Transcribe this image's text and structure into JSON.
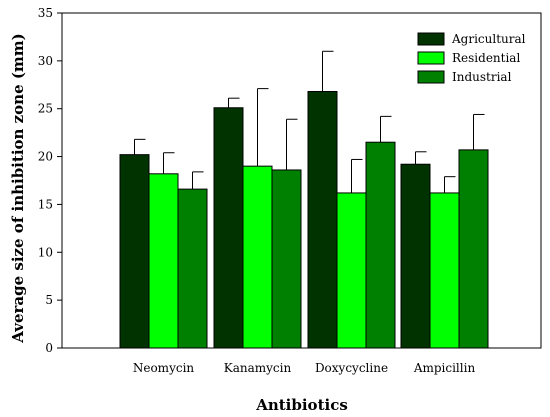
{
  "chart_data": {
    "type": "bar",
    "xlabel": "Antibiotics",
    "ylabel": "Average size of inhibition zone (mm)",
    "ylim": [
      0,
      35
    ],
    "yticks": [
      0,
      5,
      10,
      15,
      20,
      25,
      30,
      35
    ],
    "categories": [
      "Neomycin",
      "Kanamycin",
      "Doxycycline",
      "Ampicillin"
    ],
    "legend_position": "top-right",
    "grid": false,
    "series": [
      {
        "name": "Agricultural",
        "color": "#003300",
        "values": [
          20.2,
          25.1,
          26.8,
          19.2
        ],
        "errors": [
          1.6,
          1.0,
          4.2,
          1.3
        ]
      },
      {
        "name": "Residential",
        "color": "#00ff00",
        "values": [
          18.2,
          19.0,
          16.2,
          16.2
        ],
        "errors": [
          2.2,
          8.1,
          3.5,
          1.7
        ]
      },
      {
        "name": "Industrial",
        "color": "#008000",
        "values": [
          16.6,
          18.6,
          21.5,
          20.7
        ],
        "errors": [
          1.8,
          5.3,
          2.7,
          3.7
        ]
      }
    ]
  }
}
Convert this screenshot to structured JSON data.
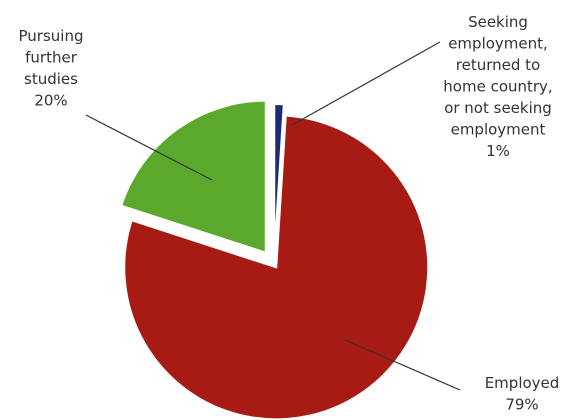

==============================

Tally the lines of the preceding listing in which the word "name" appears; state nothing but the total.

**TASK OUTPUT**.
3